* Job:
Write out, word for word, the portion of the rehearsal marks post below that starts at "Very early on, many" and stops after "of rehearsal letters.".

*** Excerpt to read ***

Thursday, September 28, 2017

Rehearsal marks: The I or J quandary and its solution in Finale

Is this something I learned long ago, forgot and then rediscovered? Or am I learning it today for the first time?

Very early on, many years ago, I noticed that orchestral scores would usually skip either the letter I or the letter J. This makes sense, since in most fonts those two letters look almost the same. If the conductor asks the orchestra to resume playing from letter I but one or more musicians start from letter J, or vice-versa, that defeats the whole point of rehearsal letters.

I use Finale, the music notation program now owned and developed by Make Music, Inc. Since at least Finale 2010, the program comes with automatically sequenced rehearsal letters. It's a great convenience.

For instance, if a conductor tells me that my composition or arrangement has the rehearsal letters spaced too far apart, I can just pull up the score and just tell Finale where I want to add rehearsal letters, and the program takes care of changing all subsequent rehearsal letters accordingly, e.g., if I put in a new rehearsal letter between C and D, Finale changes the former D to E, the former E to F, etc.

*** Record extracts ***

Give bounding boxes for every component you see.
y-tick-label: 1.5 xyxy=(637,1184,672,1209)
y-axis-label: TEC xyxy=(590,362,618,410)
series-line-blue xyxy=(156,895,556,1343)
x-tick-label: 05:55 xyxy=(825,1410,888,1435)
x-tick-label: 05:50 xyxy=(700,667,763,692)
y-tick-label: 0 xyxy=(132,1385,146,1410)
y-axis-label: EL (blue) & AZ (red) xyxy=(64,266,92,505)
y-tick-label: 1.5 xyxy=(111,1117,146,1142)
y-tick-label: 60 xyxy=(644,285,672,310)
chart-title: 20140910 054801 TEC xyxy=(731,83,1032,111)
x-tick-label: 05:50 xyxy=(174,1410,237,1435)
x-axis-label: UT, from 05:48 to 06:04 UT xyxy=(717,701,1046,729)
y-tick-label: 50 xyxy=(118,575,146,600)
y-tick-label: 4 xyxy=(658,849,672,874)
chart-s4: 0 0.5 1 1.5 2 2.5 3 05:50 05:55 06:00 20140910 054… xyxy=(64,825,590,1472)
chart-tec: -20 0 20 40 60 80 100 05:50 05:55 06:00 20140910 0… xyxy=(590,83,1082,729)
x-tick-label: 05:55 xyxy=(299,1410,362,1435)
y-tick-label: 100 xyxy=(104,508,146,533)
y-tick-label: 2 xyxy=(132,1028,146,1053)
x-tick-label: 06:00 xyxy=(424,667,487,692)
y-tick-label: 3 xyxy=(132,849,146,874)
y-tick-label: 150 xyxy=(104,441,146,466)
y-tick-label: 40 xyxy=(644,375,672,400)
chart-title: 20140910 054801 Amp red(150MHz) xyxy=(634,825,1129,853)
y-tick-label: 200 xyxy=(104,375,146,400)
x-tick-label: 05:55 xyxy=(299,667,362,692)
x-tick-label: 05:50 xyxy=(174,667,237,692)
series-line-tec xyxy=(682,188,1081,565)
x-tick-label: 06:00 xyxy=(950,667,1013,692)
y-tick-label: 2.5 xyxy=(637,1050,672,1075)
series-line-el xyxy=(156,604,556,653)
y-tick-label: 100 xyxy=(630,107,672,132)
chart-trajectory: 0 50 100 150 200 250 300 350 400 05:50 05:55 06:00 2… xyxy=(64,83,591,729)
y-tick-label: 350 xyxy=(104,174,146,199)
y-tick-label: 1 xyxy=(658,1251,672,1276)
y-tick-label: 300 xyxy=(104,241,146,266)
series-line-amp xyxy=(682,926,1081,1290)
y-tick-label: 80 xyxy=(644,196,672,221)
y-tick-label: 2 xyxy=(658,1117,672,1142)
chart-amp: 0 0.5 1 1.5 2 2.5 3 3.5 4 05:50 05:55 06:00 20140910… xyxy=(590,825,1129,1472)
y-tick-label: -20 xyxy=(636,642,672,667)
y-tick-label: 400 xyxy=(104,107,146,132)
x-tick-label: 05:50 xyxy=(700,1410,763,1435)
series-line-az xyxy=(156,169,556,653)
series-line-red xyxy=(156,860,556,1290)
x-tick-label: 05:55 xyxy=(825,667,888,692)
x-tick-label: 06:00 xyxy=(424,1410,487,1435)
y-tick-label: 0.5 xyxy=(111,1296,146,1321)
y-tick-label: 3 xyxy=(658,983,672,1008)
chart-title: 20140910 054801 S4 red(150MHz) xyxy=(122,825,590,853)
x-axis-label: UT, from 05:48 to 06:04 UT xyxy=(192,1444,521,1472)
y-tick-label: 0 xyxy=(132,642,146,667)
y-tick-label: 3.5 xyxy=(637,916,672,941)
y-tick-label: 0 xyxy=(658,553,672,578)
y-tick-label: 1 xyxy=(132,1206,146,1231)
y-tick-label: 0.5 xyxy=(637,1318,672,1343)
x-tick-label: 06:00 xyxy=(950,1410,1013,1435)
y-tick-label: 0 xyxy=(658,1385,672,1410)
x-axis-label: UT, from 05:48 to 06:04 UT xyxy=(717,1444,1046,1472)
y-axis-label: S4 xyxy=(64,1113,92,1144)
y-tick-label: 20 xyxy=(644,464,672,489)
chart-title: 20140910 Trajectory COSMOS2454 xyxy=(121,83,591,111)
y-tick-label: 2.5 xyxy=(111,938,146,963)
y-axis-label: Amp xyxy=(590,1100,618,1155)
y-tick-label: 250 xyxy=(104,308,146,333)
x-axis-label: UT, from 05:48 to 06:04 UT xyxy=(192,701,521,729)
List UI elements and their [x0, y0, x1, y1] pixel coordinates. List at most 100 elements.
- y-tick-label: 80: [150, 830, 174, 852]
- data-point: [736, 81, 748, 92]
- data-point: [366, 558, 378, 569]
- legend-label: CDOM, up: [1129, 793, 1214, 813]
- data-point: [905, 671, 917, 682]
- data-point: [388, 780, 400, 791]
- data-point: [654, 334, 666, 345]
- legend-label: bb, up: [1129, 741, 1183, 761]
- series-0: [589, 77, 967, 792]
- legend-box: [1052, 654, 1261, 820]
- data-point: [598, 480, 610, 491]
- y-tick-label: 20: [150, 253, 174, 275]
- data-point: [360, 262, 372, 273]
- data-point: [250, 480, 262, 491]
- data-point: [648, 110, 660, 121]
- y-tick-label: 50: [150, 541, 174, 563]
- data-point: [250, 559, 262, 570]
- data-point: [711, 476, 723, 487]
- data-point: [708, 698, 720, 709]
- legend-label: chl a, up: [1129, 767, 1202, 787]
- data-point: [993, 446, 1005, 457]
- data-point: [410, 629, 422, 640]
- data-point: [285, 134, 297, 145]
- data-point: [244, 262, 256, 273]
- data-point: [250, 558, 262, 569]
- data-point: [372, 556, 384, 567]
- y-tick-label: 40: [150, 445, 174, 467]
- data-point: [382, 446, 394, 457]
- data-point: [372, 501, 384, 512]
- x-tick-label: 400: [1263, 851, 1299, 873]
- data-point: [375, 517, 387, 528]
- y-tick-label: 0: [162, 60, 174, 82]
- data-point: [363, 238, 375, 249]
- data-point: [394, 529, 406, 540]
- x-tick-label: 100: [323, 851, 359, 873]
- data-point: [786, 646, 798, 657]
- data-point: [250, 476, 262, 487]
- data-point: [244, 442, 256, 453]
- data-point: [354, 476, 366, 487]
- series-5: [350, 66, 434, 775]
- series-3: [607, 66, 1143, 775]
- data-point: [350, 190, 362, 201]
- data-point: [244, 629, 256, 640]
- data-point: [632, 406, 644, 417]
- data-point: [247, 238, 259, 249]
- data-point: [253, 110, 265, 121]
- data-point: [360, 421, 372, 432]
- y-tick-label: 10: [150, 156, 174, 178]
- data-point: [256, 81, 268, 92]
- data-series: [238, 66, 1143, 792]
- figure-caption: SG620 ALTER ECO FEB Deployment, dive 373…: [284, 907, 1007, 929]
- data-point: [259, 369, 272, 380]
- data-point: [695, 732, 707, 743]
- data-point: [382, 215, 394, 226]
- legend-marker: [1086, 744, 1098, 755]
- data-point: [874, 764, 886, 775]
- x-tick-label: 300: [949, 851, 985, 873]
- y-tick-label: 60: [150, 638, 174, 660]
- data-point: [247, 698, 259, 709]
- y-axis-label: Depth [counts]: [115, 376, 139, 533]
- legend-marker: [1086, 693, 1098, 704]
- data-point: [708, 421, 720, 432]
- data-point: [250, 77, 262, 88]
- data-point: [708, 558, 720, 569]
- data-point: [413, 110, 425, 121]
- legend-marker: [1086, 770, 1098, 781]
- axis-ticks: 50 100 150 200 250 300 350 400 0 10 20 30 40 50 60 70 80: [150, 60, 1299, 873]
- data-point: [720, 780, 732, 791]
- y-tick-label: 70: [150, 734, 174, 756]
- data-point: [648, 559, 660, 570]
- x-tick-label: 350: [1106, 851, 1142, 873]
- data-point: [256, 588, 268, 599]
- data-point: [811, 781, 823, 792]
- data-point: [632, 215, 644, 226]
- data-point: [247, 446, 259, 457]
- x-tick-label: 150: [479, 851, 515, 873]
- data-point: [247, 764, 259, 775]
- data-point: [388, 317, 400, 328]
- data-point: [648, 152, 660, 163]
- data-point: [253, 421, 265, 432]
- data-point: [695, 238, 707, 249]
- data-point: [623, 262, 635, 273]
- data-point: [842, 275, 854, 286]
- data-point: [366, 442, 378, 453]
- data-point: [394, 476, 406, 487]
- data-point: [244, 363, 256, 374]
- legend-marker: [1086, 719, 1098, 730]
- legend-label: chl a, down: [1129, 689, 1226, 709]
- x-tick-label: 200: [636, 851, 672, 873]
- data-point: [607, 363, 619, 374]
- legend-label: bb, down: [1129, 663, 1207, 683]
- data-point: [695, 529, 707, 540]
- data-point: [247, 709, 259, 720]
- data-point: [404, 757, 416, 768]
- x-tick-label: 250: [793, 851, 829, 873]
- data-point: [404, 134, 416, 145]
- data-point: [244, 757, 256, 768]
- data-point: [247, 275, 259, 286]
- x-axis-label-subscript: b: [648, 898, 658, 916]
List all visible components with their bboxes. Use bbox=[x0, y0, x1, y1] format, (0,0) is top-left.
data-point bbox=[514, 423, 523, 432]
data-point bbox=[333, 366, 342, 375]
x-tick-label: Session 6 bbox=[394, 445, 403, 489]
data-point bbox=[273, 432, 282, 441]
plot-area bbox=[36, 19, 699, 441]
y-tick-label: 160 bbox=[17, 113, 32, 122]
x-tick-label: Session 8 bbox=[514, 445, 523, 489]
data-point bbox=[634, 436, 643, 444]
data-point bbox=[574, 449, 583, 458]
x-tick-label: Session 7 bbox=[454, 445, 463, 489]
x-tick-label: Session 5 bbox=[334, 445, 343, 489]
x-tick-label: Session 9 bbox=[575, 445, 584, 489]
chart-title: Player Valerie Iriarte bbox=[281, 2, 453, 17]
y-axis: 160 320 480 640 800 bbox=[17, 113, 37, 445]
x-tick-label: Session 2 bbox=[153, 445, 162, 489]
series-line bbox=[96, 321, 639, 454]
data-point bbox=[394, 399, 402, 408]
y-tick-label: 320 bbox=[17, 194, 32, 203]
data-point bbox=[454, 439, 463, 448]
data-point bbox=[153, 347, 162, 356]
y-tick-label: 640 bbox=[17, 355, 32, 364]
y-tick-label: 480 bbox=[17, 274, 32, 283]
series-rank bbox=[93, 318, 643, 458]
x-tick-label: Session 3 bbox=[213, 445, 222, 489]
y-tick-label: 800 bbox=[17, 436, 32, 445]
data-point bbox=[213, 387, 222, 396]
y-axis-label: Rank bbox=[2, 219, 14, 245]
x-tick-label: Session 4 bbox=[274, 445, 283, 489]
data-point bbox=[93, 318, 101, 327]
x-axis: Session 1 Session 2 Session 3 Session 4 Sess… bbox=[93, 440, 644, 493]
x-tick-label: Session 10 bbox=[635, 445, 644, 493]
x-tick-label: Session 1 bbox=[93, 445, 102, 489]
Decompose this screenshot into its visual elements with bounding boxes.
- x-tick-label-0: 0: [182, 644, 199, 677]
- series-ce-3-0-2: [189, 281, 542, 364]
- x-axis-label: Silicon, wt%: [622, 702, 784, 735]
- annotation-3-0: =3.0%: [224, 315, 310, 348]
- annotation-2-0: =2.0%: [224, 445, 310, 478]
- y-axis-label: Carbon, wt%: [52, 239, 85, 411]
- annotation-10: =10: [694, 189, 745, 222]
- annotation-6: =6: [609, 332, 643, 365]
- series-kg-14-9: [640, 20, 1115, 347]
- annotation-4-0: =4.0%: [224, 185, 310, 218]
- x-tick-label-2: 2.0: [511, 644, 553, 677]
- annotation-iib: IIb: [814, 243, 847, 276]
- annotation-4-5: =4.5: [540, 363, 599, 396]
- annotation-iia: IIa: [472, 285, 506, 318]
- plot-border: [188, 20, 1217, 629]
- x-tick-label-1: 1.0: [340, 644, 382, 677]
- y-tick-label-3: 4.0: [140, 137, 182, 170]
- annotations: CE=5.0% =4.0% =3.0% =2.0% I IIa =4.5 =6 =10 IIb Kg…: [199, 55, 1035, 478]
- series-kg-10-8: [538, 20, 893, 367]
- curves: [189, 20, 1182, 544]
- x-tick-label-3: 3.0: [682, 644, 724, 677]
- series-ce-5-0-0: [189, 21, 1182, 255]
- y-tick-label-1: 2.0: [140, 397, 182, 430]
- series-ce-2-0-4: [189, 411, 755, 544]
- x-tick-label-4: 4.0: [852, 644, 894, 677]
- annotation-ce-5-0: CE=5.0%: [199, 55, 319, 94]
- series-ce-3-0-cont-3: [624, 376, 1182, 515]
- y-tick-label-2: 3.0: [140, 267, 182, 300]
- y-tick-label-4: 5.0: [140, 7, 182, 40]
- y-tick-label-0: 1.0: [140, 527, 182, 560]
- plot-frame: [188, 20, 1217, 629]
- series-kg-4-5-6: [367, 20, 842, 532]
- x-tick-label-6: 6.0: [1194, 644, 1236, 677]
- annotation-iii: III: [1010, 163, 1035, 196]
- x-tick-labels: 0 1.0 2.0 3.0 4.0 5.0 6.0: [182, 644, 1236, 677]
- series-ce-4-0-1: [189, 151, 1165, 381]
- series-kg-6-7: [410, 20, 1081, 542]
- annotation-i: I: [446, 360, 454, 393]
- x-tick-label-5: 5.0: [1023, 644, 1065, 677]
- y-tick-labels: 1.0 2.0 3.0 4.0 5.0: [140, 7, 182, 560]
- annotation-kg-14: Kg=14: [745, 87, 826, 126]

***

* Final result:
Very early on, many years ago, I noticed that orchestral scores would usually skip either the letter I or the letter J. This makes sense, since in most fonts those two letters look almost the same. If the conductor asks the orchestra to resume playing from letter I but one or more musicians start from letter J, or vice-versa, that defeats the whole point of rehearsal letters.